— Start —

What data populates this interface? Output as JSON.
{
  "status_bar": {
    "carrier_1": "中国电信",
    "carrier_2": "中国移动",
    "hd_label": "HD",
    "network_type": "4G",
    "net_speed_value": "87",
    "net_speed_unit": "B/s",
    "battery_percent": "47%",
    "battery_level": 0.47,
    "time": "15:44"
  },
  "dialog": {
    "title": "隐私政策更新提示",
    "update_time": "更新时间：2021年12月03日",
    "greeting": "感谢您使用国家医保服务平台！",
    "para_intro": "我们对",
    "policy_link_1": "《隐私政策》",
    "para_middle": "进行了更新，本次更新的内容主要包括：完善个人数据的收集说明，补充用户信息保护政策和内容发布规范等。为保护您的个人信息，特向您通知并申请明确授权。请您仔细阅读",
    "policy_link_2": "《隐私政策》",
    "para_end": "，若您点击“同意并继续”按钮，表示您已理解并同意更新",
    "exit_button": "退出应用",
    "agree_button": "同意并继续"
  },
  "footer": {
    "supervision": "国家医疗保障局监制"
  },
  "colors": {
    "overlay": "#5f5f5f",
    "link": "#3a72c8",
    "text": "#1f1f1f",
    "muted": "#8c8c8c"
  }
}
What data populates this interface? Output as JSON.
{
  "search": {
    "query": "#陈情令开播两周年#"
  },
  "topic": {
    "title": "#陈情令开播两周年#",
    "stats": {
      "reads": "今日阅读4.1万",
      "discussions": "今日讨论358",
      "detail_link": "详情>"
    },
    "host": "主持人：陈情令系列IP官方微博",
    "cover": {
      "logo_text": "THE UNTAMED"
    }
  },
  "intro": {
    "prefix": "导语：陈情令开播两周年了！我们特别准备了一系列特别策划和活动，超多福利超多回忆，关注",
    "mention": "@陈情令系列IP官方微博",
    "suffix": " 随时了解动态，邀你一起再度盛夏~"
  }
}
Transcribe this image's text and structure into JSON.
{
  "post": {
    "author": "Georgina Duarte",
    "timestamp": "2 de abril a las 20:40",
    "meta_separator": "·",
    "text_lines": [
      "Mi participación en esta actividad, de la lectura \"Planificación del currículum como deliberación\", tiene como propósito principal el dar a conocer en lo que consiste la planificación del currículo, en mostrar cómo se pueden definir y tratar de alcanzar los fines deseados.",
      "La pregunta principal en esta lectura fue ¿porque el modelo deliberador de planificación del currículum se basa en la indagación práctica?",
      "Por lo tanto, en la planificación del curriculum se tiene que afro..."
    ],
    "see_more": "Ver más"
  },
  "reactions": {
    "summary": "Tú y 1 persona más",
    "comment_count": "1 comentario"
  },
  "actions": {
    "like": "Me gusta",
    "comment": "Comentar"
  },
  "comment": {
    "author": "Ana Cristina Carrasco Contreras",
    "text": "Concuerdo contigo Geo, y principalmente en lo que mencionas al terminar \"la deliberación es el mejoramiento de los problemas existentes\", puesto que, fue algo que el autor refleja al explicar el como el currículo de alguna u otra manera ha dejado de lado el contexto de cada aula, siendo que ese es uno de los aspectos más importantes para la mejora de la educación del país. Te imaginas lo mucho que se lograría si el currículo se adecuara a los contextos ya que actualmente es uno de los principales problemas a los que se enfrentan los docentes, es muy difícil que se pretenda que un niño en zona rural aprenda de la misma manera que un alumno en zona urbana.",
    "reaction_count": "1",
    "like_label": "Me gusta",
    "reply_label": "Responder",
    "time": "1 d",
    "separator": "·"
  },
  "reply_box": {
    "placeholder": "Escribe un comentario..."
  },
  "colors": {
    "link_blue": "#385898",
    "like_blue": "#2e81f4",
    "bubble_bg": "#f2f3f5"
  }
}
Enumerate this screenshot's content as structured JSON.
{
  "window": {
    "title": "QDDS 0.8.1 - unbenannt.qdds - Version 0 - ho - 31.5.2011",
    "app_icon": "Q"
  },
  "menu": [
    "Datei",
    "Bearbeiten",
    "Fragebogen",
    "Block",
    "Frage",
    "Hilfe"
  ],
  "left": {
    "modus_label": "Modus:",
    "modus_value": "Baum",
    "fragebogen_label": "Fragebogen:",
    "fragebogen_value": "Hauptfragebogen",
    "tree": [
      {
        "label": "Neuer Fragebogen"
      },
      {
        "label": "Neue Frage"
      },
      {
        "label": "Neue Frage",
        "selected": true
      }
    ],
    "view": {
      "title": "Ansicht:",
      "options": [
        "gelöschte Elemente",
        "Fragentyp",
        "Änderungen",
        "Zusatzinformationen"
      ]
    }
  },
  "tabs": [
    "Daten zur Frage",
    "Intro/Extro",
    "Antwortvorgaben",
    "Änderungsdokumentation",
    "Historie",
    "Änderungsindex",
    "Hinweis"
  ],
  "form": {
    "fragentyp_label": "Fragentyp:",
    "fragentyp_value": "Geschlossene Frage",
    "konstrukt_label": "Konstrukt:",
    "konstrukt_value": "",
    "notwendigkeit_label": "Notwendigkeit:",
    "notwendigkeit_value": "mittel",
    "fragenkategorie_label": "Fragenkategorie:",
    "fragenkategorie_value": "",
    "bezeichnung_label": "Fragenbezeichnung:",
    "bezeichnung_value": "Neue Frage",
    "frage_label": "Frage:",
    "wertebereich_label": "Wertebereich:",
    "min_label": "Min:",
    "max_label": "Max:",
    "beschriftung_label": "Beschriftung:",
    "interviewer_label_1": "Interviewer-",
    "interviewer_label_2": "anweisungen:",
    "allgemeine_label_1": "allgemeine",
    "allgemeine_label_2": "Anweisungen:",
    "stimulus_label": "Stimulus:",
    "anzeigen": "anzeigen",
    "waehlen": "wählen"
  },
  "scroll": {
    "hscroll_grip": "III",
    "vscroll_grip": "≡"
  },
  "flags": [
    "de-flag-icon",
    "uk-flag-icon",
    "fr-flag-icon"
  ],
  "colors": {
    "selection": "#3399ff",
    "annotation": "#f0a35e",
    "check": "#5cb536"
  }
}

— End —

WHAT IS EXPECTED:
Read through the entries and copy every line that includes "同意并继续".

TASK RESULT:
    "para_end": "，若您点击“同意并继续”按钮，表示您已理解并同意更新",
    "agree_button": "同意并继续"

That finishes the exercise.